■ Aim of the exercise:
Output every entry exactly as written, skipping any pictures.

■ Dataset rows:
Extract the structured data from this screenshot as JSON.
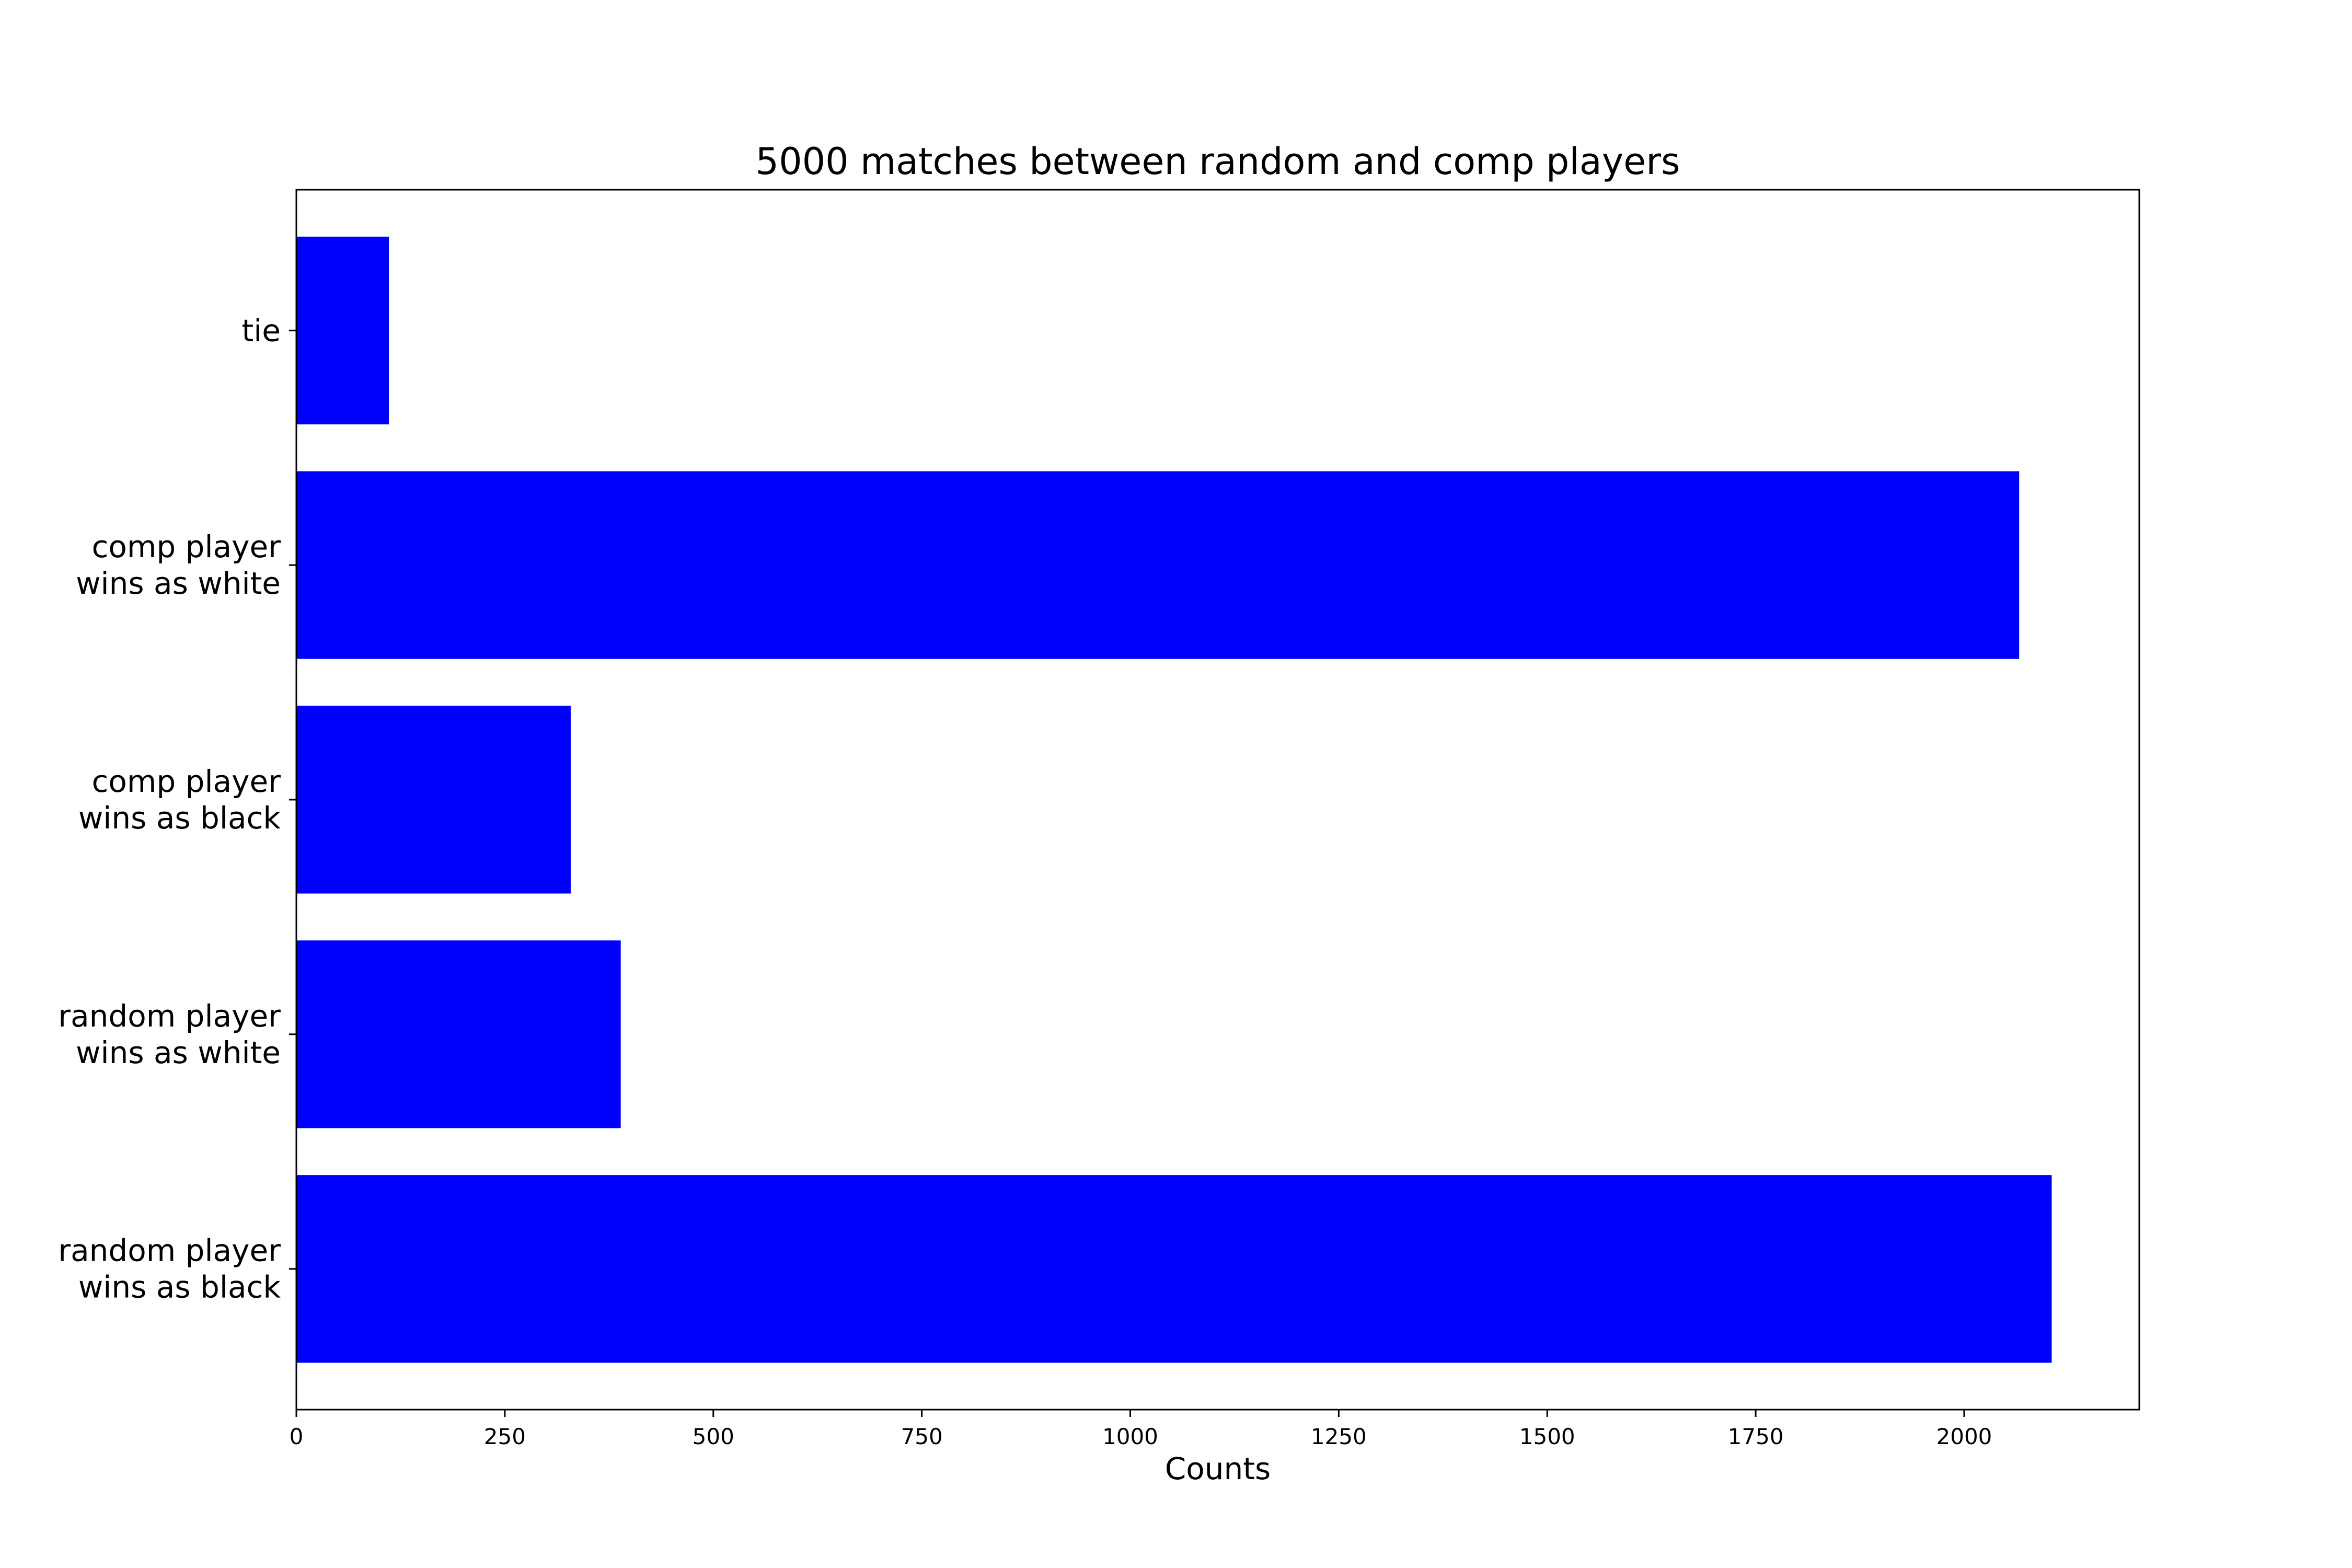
{
  "chart_data": {
    "type": "bar",
    "orientation": "horizontal",
    "title": "5000 matches between random and comp players",
    "xlabel": "Counts",
    "ylabel": "",
    "categories": [
      [
        "tie"
      ],
      [
        "comp player",
        "wins as white"
      ],
      [
        "comp player",
        "wins as black"
      ],
      [
        "random player",
        "wins as white"
      ],
      [
        "random player",
        "wins as black"
      ]
    ],
    "values": [
      111,
      2066,
      329,
      389,
      2105
    ],
    "xlim": [
      0,
      2210
    ],
    "xticks": [
      "0",
      "250",
      "500",
      "750",
      "1000",
      "1250",
      "1500",
      "1750",
      "2000"
    ],
    "grid": false,
    "bar_color": "#0000ff"
  }
}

■ Correct result:
Extract the structured data from this screenshot as JSON.
{
  "chart_data": {
    "type": "bar",
    "orientation": "horizontal",
    "title": "5000 matches between random and comp players",
    "xlabel": "Counts",
    "ylabel": "",
    "categories": [
      [
        "tie"
      ],
      [
        "comp player",
        "wins as white"
      ],
      [
        "comp player",
        "wins as black"
      ],
      [
        "random player",
        "wins as white"
      ],
      [
        "random player",
        "wins as black"
      ]
    ],
    "values": [
      111,
      2066,
      329,
      389,
      2105
    ],
    "xlim": [
      0,
      2210
    ],
    "xticks": [
      "0",
      "250",
      "500",
      "750",
      "1000",
      "1250",
      "1500",
      "1750",
      "2000"
    ],
    "grid": false,
    "bar_color": "#0000ff"
  }
}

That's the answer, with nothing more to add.